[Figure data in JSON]
## BEGIN

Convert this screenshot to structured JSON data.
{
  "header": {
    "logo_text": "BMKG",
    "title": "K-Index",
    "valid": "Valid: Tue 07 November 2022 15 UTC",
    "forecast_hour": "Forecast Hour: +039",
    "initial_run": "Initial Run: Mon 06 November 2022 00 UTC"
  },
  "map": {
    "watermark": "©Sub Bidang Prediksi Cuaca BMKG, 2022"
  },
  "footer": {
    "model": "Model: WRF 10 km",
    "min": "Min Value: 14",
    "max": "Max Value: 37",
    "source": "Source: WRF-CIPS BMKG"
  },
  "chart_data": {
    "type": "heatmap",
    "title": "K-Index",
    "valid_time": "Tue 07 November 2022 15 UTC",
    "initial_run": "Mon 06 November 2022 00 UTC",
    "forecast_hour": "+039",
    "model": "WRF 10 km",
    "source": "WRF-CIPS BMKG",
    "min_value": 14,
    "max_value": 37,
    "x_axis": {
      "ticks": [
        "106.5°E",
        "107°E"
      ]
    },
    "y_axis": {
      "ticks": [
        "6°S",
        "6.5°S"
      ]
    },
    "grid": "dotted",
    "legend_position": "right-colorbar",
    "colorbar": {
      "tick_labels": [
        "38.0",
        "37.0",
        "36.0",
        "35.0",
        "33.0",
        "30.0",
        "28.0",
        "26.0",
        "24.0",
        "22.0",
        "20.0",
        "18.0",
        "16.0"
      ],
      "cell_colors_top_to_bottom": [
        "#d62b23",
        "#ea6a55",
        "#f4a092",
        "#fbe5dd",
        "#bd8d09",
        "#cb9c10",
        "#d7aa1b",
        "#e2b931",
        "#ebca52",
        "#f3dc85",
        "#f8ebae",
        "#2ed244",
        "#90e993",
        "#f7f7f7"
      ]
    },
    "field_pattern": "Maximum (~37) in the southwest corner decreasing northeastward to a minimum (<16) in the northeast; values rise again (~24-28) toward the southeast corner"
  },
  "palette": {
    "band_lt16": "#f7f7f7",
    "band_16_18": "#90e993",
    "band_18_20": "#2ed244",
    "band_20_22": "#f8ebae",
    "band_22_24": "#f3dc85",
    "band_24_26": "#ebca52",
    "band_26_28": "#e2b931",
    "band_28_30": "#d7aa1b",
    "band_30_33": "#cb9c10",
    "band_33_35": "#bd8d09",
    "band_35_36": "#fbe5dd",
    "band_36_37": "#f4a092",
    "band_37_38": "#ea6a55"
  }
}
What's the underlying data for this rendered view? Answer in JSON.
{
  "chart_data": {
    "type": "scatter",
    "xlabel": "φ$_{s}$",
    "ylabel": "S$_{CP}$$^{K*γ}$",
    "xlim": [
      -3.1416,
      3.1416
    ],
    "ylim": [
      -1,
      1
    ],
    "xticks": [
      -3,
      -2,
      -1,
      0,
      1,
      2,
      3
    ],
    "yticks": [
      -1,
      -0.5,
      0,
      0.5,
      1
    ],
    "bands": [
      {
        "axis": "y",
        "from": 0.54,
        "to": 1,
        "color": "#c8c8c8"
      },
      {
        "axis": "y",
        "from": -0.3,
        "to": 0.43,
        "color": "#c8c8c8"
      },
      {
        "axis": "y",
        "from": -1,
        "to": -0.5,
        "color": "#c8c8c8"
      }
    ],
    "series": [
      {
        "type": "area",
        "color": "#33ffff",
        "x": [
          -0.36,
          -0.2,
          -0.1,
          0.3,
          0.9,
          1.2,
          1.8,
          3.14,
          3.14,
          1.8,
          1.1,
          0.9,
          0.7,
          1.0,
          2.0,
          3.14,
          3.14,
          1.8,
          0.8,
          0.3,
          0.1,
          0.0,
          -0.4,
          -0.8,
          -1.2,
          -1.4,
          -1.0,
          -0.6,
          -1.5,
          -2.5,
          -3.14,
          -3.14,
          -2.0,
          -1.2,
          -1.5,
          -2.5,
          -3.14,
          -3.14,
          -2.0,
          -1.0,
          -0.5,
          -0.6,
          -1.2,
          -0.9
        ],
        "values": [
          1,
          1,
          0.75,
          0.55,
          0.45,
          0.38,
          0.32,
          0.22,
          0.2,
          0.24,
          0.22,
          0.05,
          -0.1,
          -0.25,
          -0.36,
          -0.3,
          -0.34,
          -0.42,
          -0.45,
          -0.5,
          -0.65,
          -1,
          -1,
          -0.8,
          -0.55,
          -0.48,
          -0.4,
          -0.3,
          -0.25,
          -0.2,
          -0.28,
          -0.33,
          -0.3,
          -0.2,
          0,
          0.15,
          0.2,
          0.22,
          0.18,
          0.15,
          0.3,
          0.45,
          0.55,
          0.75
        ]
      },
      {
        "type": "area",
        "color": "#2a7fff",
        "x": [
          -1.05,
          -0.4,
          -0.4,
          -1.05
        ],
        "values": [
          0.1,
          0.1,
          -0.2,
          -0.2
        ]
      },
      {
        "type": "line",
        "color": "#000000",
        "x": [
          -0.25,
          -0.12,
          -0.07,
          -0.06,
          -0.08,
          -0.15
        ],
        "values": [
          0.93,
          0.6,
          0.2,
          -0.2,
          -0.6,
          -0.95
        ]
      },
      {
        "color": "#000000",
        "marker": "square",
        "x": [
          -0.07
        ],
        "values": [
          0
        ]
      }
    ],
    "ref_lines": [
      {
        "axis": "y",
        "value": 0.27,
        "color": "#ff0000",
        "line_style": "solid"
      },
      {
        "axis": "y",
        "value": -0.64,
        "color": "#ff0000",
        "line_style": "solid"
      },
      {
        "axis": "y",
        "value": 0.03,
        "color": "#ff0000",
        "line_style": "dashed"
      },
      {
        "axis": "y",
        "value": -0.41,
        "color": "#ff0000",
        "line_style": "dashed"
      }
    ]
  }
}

## END

### Stated task
Give only the number of lines that include the word "BMKG".

### Worked answer
4